Stored data entries
[start]
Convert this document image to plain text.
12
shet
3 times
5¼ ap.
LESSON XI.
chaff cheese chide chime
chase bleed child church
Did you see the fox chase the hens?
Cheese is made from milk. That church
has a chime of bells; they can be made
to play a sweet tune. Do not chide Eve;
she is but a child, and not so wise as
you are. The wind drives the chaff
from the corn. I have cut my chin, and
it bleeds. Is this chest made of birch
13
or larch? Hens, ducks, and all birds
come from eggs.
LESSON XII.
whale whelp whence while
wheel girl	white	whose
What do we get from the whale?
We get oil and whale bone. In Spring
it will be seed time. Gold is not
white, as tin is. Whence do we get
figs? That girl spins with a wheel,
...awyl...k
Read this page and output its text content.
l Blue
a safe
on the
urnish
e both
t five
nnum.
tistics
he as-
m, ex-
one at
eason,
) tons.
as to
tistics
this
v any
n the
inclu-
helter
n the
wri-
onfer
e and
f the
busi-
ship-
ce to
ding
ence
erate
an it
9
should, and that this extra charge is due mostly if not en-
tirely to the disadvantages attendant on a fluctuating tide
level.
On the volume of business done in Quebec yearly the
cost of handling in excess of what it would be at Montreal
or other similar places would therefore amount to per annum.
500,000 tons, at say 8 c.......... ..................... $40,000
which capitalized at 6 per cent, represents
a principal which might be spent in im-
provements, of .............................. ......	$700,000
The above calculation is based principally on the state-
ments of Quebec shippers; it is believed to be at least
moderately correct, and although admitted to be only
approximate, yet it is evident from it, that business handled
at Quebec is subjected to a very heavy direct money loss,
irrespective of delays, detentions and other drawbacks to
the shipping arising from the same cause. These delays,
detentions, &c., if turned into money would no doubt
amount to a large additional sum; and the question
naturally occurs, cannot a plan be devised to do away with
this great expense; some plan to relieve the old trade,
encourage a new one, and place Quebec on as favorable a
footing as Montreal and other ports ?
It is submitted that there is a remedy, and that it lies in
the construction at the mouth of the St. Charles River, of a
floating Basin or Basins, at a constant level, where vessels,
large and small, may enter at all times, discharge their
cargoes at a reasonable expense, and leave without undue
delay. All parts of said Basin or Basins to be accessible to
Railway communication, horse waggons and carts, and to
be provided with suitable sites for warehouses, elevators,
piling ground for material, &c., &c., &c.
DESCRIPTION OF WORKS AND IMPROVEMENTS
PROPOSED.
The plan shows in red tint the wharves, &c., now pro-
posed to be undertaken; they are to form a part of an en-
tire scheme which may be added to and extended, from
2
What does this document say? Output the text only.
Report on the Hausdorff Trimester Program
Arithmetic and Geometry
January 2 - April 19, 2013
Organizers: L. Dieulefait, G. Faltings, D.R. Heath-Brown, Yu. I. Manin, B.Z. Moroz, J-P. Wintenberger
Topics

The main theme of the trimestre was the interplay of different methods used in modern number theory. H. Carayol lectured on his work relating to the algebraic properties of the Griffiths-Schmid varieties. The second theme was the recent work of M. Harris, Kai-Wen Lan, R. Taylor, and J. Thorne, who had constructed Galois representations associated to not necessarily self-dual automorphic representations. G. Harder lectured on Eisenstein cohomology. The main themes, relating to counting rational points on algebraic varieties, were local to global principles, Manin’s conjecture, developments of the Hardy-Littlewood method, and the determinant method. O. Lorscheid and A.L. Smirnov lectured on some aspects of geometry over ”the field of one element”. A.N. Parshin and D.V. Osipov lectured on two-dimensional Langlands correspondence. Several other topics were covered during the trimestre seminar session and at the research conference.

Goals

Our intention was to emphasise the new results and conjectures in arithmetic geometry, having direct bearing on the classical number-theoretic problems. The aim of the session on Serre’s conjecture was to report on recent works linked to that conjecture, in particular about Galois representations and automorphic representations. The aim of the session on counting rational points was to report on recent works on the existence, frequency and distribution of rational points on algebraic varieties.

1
[end]
● **WORK TO COMPLETE**
Determine how many lines of the listing above hold the word "white". Report that number without anything else.

● **FINAL ANSWER**
2